§ AIM OF THE TASK: Reproduce the lines of the material exactly, excluding every image.

§ RECORD EXTRACTS:
- - - - -
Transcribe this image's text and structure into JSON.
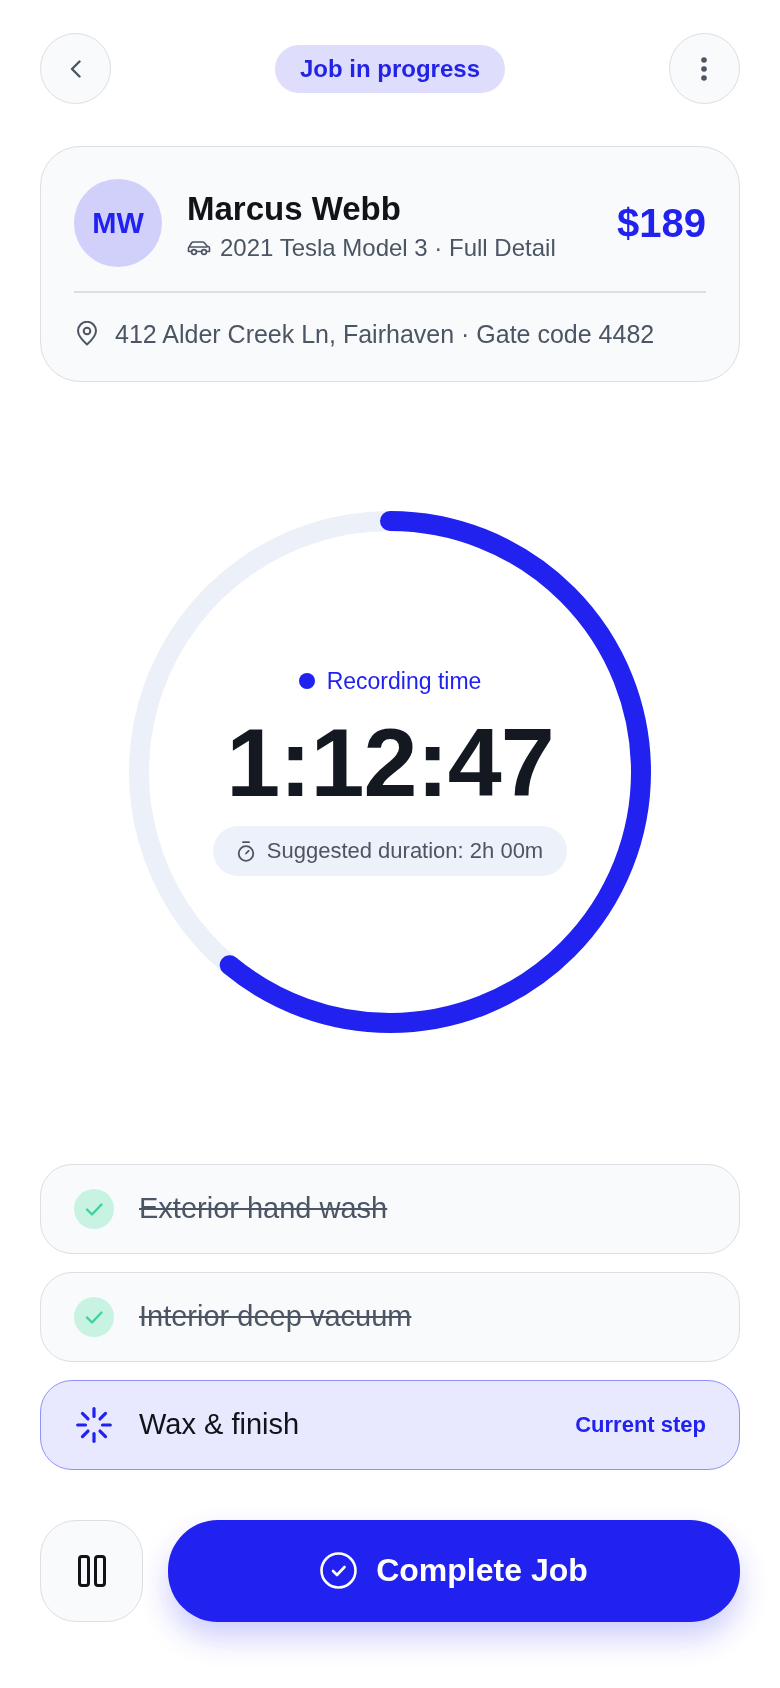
{
  "header": {
    "status": "Job in progress"
  },
  "customer": {
    "initials": "MW",
    "name": "Marcus Webb",
    "vehicle": "2021 Tesla Model 3 · Full Detail",
    "price": "$189",
    "address": "412 Alder Creek Ln, Fairhaven · Gate code 4482"
  },
  "timer": {
    "label": "Recording time",
    "elapsed": "1:12:47",
    "level": 0.61,
    "suggested": "Suggested duration: 2h 00m"
  },
  "steps": [
    {
      "label": "Exterior hand wash",
      "done": true,
      "current": false
    },
    {
      "label": "Interior deep vacuum",
      "done": true,
      "current": false
    },
    {
      "label": "Wax & finish",
      "done": false,
      "current": true,
      "tag": "Current step"
    }
  ],
  "actions": {
    "complete": "Complete Job"
  }
}
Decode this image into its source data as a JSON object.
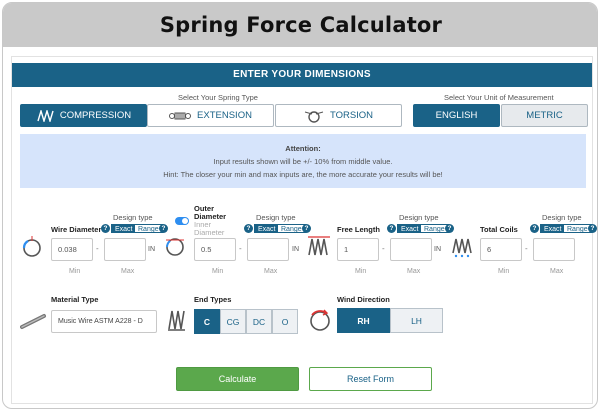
{
  "window": {
    "title": "Spring Force Calculator"
  },
  "card": {
    "heading": "ENTER YOUR DIMENSIONS"
  },
  "spring_type": {
    "label": "Select Your Spring Type",
    "options": [
      {
        "label": "COMPRESSION",
        "selected": true
      },
      {
        "label": "EXTENSION",
        "selected": false
      },
      {
        "label": "TORSION",
        "selected": false
      }
    ]
  },
  "unit": {
    "label": "Select Your Unit of Measurement",
    "options": [
      {
        "label": "ENGLISH",
        "selected": true
      },
      {
        "label": "METRIC",
        "selected": false
      }
    ]
  },
  "attention": {
    "title": "Attention:",
    "line1": "Input results shown will be +/- 10% from middle value.",
    "line2": "Hint: The closer your min and max inputs are, the more accurate your results will be!"
  },
  "fields": [
    {
      "label": "Wire Diameter",
      "design_type": "Design type",
      "exact": "Exact",
      "range": "Range",
      "min_value": "0.038",
      "unit": "IN",
      "min": "Min",
      "max": "Max"
    },
    {
      "label": "Outer Diameter",
      "alt_label": "Inner Diameter",
      "design_type": "Design type",
      "exact": "Exact",
      "range": "Range",
      "min_value": "0.5",
      "unit": "IN",
      "min": "Min",
      "max": "Max"
    },
    {
      "label": "Free Length",
      "design_type": "Design type",
      "exact": "Exact",
      "range": "Range",
      "min_value": "1",
      "unit": "IN",
      "min": "Min",
      "max": "Max"
    },
    {
      "label": "Total Coils",
      "design_type": "Design type",
      "exact": "Exact",
      "range": "Range",
      "min_value": "6",
      "min": "Min",
      "max": "Max"
    }
  ],
  "material": {
    "label": "Material Type",
    "value": "Music Wire ASTM A228 - D"
  },
  "end_types": {
    "label": "End Types",
    "options": [
      "C",
      "CG",
      "DC",
      "O"
    ],
    "selected": "C"
  },
  "wind": {
    "label": "Wind Direction",
    "options": [
      "RH",
      "LH"
    ],
    "selected": "RH"
  },
  "actions": {
    "calculate": "Calculate",
    "reset": "Reset Form"
  },
  "colors": {
    "primary": "#1a6287",
    "calculate": "#5ba84c",
    "attention_bg": "#d6e4fb",
    "titlebar": "#c9c9c9"
  }
}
- - - - -
§ EXERCISE RESULT:
Transcribe this image's text and structure into JSON.
{
  "header": {
    "status": "Job in progress"
  },
  "customer": {
    "initials": "MW",
    "name": "Marcus Webb",
    "vehicle": "2021 Tesla Model 3 · Full Detail",
    "price": "$189",
    "address": "412 Alder Creek Ln, Fairhaven · Gate code 4482"
  },
  "timer": {
    "label": "Recording time",
    "elapsed": "1:12:47",
    "level": 0.61,
    "suggested": "Suggested duration: 2h 00m"
  },
  "steps": [
    {
      "label": "Exterior hand wash",
      "done": true,
      "current": false
    },
    {
      "label": "Interior deep vacuum",
      "done": true,
      "current": false
    },
    {
      "label": "Wax & finish",
      "done": false,
      "current": true,
      "tag": "Current step"
    }
  ],
  "actions": {
    "complete": "Complete Job"
  }
}
Decode this image into its source data as a JSON object.
{
  "window": {
    "title": "Spring Force Calculator"
  },
  "card": {
    "heading": "ENTER YOUR DIMENSIONS"
  },
  "spring_type": {
    "label": "Select Your Spring Type",
    "options": [
      {
        "label": "COMPRESSION",
        "selected": true
      },
      {
        "label": "EXTENSION",
        "selected": false
      },
      {
        "label": "TORSION",
        "selected": false
      }
    ]
  },
  "unit": {
    "label": "Select Your Unit of Measurement",
    "options": [
      {
        "label": "ENGLISH",
        "selected": true
      },
      {
        "label": "METRIC",
        "selected": false
      }
    ]
  },
  "attention": {
    "title": "Attention:",
    "line1": "Input results shown will be +/- 10% from middle value.",
    "line2": "Hint: The closer your min and max inputs are, the more accurate your results will be!"
  },
  "fields": [
    {
      "label": "Wire Diameter",
      "design_type": "Design type",
      "exact": "Exact",
      "range": "Range",
      "min_value": "0.038",
      "unit": "IN",
      "min": "Min",
      "max": "Max"
    },
    {
      "label": "Outer Diameter",
      "alt_label": "Inner Diameter",
      "design_type": "Design type",
      "exact": "Exact",
      "range": "Range",
      "min_value": "0.5",
      "unit": "IN",
      "min": "Min",
      "max": "Max"
    },
    {
      "label": "Free Length",
      "design_type": "Design type",
      "exact": "Exact",
      "range": "Range",
      "min_value": "1",
      "unit": "IN",
      "min": "Min",
      "max": "Max"
    },
    {
      "label": "Total Coils",
      "design_type": "Design type",
      "exact": "Exact",
      "range": "Range",
      "min_value": "6",
      "min": "Min",
      "max": "Max"
    }
  ],
  "material": {
    "label": "Material Type",
    "value": "Music Wire ASTM A228 - D"
  },
  "end_types": {
    "label": "End Types",
    "options": [
      "C",
      "CG",
      "DC",
      "O"
    ],
    "selected": "C"
  },
  "wind": {
    "label": "Wind Direction",
    "options": [
      "RH",
      "LH"
    ],
    "selected": "RH"
  },
  "actions": {
    "calculate": "Calculate",
    "reset": "Reset Form"
  },
  "colors": {
    "primary": "#1a6287",
    "calculate": "#5ba84c",
    "attention_bg": "#d6e4fb",
    "titlebar": "#c9c9c9"
  }
}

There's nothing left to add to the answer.